[start DATA FOR THIS TASK]
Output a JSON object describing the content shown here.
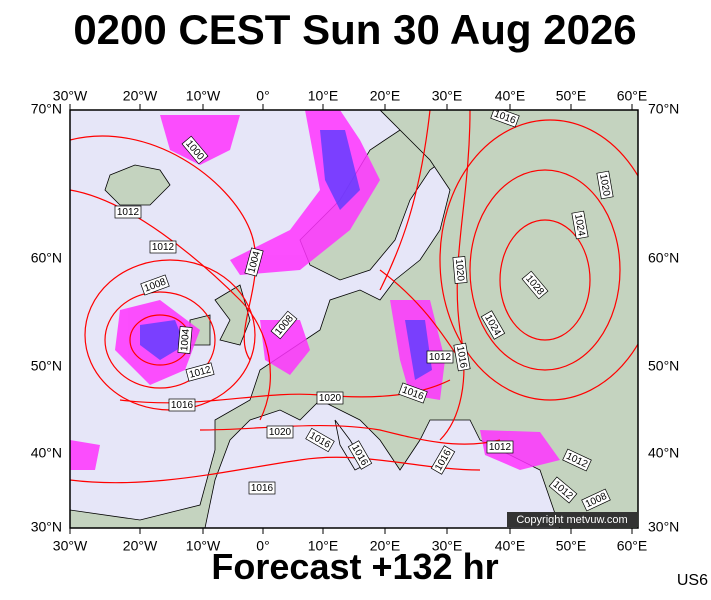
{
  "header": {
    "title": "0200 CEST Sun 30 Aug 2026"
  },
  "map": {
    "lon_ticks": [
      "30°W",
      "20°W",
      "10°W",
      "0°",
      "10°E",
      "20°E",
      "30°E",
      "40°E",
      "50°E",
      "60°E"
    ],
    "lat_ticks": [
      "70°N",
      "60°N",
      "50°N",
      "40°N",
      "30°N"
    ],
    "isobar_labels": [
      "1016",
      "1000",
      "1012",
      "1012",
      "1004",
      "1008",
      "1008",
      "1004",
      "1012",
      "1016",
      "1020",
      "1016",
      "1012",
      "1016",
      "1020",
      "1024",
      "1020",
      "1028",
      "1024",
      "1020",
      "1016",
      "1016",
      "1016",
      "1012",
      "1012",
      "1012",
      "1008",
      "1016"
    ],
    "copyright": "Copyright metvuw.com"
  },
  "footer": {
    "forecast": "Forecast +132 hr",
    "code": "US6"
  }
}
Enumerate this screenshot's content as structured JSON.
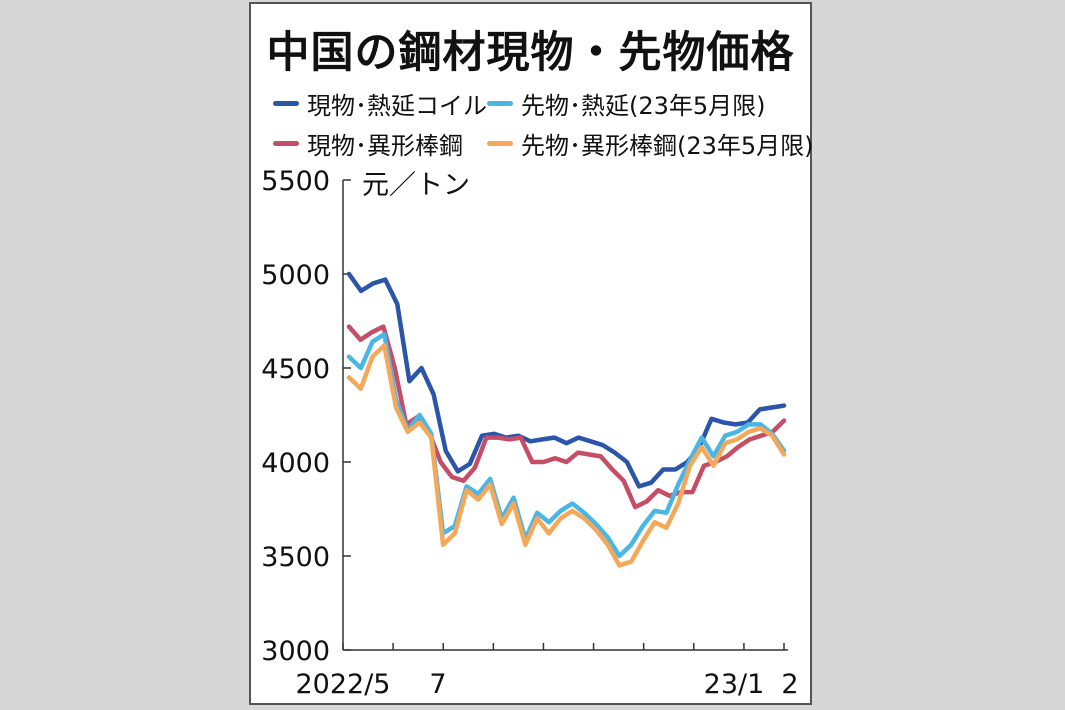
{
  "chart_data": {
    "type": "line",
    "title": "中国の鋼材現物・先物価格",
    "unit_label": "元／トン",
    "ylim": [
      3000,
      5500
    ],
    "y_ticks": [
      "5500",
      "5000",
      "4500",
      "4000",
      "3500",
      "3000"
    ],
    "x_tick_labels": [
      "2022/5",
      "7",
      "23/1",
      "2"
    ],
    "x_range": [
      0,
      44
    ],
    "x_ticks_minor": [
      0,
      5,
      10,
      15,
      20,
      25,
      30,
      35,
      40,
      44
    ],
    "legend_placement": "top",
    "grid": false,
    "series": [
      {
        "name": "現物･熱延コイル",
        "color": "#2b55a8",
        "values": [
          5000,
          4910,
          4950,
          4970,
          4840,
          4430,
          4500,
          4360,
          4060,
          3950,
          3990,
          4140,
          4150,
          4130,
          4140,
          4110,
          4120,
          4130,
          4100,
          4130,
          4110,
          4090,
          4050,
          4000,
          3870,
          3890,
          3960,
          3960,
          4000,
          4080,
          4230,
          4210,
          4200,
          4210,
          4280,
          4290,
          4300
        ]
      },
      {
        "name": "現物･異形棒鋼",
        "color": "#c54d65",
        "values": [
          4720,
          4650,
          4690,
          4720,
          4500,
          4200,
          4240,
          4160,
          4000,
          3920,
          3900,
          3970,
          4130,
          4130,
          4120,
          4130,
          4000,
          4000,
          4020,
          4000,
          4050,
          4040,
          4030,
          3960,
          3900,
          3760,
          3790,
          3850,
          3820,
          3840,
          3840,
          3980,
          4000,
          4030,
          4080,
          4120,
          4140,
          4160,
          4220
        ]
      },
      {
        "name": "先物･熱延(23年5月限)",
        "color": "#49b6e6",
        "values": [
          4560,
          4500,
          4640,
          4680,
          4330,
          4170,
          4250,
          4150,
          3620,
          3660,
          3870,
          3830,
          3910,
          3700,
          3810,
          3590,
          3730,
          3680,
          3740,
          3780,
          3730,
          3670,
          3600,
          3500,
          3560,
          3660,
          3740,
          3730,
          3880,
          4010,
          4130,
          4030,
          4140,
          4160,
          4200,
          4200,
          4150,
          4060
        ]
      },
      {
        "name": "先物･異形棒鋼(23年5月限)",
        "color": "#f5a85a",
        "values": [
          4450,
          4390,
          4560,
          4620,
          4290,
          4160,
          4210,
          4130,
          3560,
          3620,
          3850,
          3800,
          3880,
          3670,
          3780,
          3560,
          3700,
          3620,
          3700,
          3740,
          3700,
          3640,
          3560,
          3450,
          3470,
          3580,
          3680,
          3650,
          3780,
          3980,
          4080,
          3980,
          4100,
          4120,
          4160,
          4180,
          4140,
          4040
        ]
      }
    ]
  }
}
[end DATA FOR THIS TASK]
[start DATA FOR THIS TASK]
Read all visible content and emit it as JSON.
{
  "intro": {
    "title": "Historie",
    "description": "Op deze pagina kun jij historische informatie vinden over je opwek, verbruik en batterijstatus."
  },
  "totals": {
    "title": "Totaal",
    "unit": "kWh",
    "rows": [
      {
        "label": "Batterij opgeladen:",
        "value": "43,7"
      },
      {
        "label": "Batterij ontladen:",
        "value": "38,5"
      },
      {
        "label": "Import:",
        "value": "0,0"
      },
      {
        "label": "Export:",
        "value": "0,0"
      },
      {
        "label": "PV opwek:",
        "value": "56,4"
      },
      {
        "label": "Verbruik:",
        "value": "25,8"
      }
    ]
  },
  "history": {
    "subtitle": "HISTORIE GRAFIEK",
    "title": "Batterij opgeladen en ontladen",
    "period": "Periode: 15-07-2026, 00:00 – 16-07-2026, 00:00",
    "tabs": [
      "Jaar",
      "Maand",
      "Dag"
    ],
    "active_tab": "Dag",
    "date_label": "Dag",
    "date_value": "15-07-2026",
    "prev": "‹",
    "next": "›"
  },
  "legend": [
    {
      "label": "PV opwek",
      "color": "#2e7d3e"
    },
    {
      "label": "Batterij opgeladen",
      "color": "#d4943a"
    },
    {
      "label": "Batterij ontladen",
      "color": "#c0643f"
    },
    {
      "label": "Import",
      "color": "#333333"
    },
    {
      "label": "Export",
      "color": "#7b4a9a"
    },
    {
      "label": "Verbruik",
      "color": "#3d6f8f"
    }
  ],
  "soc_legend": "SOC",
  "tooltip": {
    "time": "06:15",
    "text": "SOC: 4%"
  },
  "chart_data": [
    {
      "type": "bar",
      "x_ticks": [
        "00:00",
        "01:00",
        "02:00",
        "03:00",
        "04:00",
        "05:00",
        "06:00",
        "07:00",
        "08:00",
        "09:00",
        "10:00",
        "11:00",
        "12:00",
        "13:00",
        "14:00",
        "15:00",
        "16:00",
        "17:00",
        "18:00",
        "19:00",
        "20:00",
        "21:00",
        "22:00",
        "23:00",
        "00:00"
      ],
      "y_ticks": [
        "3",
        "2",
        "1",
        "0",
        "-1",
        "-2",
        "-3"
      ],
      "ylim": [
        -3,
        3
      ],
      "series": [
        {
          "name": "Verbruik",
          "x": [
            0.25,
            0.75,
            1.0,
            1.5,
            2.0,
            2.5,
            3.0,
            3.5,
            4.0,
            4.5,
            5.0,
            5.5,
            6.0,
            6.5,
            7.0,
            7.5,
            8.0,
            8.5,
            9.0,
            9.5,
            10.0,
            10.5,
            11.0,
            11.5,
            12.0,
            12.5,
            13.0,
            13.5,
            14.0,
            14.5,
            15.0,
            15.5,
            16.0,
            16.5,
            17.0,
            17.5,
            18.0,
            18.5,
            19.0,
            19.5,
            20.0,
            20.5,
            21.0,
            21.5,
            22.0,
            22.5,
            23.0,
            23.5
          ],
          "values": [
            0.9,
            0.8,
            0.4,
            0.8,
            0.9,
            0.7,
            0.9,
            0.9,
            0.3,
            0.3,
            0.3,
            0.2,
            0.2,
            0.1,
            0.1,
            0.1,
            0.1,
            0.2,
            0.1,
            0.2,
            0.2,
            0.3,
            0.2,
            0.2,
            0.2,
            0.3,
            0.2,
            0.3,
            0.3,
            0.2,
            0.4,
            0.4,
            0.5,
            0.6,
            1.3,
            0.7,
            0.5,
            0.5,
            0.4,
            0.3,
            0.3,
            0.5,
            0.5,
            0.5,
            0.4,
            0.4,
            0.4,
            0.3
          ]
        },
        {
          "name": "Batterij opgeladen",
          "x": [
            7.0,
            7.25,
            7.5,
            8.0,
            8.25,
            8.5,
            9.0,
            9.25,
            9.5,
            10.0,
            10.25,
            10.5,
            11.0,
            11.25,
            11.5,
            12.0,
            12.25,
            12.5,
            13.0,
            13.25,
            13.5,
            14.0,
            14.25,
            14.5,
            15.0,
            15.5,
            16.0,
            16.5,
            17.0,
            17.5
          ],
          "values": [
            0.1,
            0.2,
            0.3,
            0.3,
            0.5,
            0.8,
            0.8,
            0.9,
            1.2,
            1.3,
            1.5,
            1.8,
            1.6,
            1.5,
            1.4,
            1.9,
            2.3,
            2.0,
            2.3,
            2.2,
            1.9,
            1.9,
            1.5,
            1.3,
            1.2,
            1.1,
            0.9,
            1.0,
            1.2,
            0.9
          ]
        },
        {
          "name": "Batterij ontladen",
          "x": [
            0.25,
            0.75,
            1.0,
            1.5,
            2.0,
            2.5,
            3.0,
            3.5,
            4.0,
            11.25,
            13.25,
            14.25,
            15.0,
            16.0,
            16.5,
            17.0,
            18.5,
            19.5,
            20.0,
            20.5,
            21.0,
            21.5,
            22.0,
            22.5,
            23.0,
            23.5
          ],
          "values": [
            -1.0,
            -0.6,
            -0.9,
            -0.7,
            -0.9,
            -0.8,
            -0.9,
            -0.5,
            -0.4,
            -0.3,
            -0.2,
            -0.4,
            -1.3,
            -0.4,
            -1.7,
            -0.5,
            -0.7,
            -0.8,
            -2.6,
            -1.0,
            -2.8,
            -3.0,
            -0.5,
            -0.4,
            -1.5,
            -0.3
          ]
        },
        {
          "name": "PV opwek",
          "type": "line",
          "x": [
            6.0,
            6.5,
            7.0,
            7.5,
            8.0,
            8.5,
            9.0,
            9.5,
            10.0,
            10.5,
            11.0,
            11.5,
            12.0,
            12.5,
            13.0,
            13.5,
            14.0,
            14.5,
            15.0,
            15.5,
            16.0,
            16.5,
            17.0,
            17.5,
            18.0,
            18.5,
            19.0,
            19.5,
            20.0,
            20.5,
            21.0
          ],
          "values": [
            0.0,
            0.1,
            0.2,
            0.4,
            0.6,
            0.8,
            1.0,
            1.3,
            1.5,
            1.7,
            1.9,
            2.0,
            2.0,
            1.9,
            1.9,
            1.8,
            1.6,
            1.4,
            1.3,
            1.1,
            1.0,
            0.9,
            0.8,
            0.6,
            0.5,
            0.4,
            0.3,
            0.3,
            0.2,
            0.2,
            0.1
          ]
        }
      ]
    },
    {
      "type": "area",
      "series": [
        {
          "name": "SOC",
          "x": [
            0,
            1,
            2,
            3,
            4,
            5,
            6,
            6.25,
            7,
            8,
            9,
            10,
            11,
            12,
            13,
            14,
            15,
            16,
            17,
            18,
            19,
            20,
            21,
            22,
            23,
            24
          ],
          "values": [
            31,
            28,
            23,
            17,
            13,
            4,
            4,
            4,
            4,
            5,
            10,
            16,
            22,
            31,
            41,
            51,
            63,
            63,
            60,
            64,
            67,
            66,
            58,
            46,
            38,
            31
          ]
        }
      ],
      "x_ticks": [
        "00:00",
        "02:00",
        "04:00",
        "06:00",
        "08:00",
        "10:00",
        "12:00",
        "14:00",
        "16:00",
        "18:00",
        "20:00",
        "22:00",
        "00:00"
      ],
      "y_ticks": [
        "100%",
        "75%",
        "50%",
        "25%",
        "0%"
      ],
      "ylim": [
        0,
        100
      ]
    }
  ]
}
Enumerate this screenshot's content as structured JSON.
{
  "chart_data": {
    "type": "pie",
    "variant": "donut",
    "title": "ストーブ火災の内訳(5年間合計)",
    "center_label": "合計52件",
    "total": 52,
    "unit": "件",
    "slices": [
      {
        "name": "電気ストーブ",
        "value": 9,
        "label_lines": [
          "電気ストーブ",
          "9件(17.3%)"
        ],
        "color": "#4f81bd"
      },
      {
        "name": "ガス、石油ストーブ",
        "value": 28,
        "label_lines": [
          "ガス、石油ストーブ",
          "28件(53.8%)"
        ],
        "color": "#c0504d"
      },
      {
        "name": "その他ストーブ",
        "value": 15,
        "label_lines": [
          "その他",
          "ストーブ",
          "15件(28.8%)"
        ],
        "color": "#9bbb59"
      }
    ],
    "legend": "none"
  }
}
[end DATA FOR THIS TASK]
— DIRECTIONS FOR THIS TASK —
Write out every line of the preceding listing that contains "opgeladen".

— THE RESPONSE —
        "label": "Batterij opgeladen:",
    "title": "Batterij opgeladen en ontladen",
      "label": "Batterij opgeladen",
          "name": "Batterij opgeladen",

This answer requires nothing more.